### Directive
Every line below should be copied exactly; drop the pictures.

.....

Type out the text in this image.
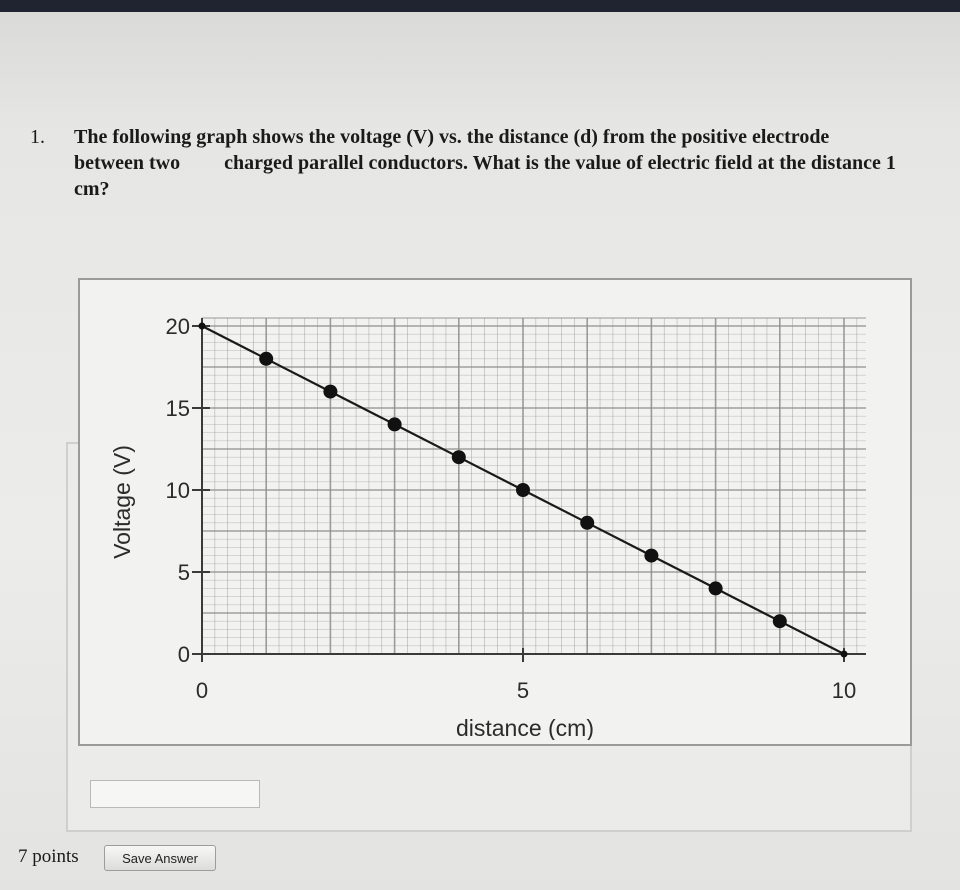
1. The following graph shows the voltage (V) vs. the distance (d) from the positive electrode
between two charged parallel conductors. What is the value of electric field at the distance 1
cm?
0
5
10
15
20
0	5	10
distance (cm)
Voltage (V)
7 points	Save Answer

.....

### Answer below
Type out the text in this image.
1. The following graph shows the voltage (V) vs. the distance (d) from the positive electrode
between two charged parallel conductors. What is the value of electric field at the distance 1
cm?
0
5
10
15
20
0	5	10
distance (cm)
Voltage (V)
7 points	Save Answer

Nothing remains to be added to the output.